## REQUIRED ACTIONS
1) According to the injury-recovery post, what does the athlete with a chronic lower back issue switch to when she reaches the line between discomfort and pain?
2) Summarize the injury-recovery post in two sentences.
3) Proceed with the injury-recovery post from the point where it stops.

## PASSAGE PROVIDED
========

“If your dog gets lost you don’t look for an hour then call it quits. You get your ass out there and you find that f*cking dog.”

–Billy Madison

So you’re injured. You feel like Hercules after being pulled down from Mt. Olympus, never to return and to always have only a fraction of your (what could have been) God-like strength. Well, before you start dressing in all black listening to Death Cab for Cutie and mourning your gains, let’s talk this out logically and see if we can bring a little brick and mortar to your Eeyore stick hut.


It is not the end of the world, so do what you can:

I know it feels like all hope is lost. You have trouble doing things you once excelled at. It is frustrating, and sometimes (or all the time) you just want to stop. Before you give up all hope and change into your “Golden Coral Sweats”, sit in front of the T.V and binge watch Gossip Girl; try doing what you can. We have all different types of athletes currently that have a many different types of injuries (luckily, these were not sport or gym related).

We have an athlete who had wrist surgery, so guess what? He squats and he squats often. He continues to keep his Olympic lifts going by practicing technique with the bar and weights that don’t bother his wrist. He wraps his wrist daily and practices range of motion training and grip training to prevent atrophy. He got injured, but did not let it hold him back, so instead he does what he can and he excels at it!

We have a female athlete who has a mystery spinal aliment that keeps her from most degrees of trunk flexion (You what exercises require trunk flexion? All the best types). Instead of sitting around and feeling defeated, she does what she can to keep her cardio up on the bike and rower, try to keep her range of motion through yoga, and kills some upper body bro days.

We have another female that has a chronic lower back issue, and she is probably one of the hardest workers in the gym. She does what she can to increase strength in the surrounding muscle groups and when it gets to that fine line of discomfort and pain, she switches to metabolic conditioning exercises.

The point being, you might not have the use of your whole body, but neither did Lt. Dan and he still jumped his ass out of a boat and swam..


Be smart about your recovery:

Follow the first rule by all means, do what you can and do it well. However, remember that you are working with a couple cards short of a full deck, so mind your limits. This is an interesting predicament because you have to push yourself in order to overcome and get better, but if you push yourself too hard you are going to take a lot longer to recover or possibly make the injury worse. The bottom line is to figure out the fine line between discomfort and pain. Push yourself to your limit for that day, stop, and recover, and then come in day after day and try and increase that limit just a little more until it is gone.


Treat yo self:

Pay special attention to these areas during your time of recovery. Follow a couple of rules of thumb in order to try and speed up the process (these all depend on the type of injury. Obviously if you have a compound fracture heat and ice are not going to do much…)

========

## LISTED ENTRIES
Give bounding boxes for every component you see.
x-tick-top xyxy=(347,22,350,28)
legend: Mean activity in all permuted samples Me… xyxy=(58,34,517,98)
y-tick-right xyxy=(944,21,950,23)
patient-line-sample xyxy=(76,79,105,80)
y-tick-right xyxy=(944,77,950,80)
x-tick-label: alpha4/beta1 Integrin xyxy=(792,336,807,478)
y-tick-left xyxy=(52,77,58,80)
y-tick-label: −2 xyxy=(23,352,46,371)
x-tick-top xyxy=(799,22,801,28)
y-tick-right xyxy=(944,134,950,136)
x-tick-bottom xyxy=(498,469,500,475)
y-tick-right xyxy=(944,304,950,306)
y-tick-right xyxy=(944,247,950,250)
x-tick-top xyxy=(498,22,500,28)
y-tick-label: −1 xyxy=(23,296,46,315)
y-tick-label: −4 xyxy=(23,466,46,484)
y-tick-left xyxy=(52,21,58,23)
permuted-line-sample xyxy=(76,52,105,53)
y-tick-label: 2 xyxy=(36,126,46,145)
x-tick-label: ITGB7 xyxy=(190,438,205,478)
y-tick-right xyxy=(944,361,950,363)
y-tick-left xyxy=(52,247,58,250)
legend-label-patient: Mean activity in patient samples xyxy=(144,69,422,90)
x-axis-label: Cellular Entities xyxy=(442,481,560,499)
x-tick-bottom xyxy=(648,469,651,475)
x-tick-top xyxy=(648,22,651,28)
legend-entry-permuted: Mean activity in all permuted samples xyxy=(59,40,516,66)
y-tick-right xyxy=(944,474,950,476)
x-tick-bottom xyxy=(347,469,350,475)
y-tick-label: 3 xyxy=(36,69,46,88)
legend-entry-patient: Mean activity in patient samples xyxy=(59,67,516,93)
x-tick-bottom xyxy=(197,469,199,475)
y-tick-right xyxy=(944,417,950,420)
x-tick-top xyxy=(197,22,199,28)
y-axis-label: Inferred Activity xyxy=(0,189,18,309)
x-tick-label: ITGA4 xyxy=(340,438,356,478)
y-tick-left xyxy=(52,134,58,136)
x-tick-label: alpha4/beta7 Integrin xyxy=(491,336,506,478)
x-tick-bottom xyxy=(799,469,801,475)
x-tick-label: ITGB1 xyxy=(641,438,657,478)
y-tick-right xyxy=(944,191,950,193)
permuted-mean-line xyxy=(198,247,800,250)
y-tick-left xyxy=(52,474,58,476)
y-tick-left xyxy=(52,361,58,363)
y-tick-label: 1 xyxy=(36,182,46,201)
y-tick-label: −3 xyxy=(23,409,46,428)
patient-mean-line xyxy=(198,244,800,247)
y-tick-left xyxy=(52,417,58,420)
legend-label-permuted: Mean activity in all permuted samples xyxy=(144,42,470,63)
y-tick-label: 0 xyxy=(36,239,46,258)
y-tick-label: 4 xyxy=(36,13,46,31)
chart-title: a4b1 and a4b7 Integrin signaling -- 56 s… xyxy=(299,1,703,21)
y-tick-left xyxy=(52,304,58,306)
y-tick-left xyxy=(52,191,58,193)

========

## ANSWERS FOR THE TASKS
1) She switches to metabolic conditioning exercises.

2) The injury-recovery post says an injury is not the end of the world and urges injured athletes to do what they can, citing gym athletes who kept training around wrist surgery, a spinal ailment and a chronic lower back issue. It also advises being smart about recovery by finding the fine line between discomfort and pain, pushing to that limit each day, and raising it a little at a time until the injury is gone.

3)
  1. Heat/Ice after and before workouts to try and increase blood flow/decrease swelling
  2. Get taped up to help alleviate some of the stress on the muscle or joint
  3. Wear wraps, braces, or supportive gear to take a little load off
  4. Adapt your workouts in order to compensate for your injury
    1. If you have an injured leg muscle and ass to grass squatting hurts, maybe don’t go full depth (I don’t say that often, but if it hurts, don’t do it…)
  5. Increase your time doing Range of motion training, stretching, and rolling
    1. For strained muscle or a sprain this would be a bad idea as the muscle or tendon is already in a stretched and damaged position.


Nutrition plays a role:

Just because you’re injured does not mean you get to eat garbage–If anything you need to make sure you are eating even better than when you are full capacity.

  1. Fats such as olive oil, nuts, avocados and fish oils can help with inflammation, so try and increase these during healing times.
  2. Avoid lots of processed foods or foods high in trans-fats as those can promote inflammation
  3. Foods such as berries, pineapple, turmeric, and garlic also help decrease inflammation, so make sure and work these into your daily macros
  4. Supplement with Vitamin a and c, zinc, and copper as well as arginine, glutamine, and HMB. These have all been shown to have a positive effect on healing.
    1. *Make sure and consult with your physician/dietitian if you have any prior medical condition or are pregnant before starting a supplementation regiment.


Getting injured is both a physical and a mental battle. Make sure you use the network of support around you and talk with your coach and fellow athletes during your recovery, because, often times, the mental battle can be more damaging than the physical one.

It is easy to look up to top tier athletes, but in my opinion, it is the injured athletes that come back full force that are the true inspiration to their sport. To be on top, get cast to the bottom, and tooth-and-nail climb your way back to the top, well that is a victory worth talking about!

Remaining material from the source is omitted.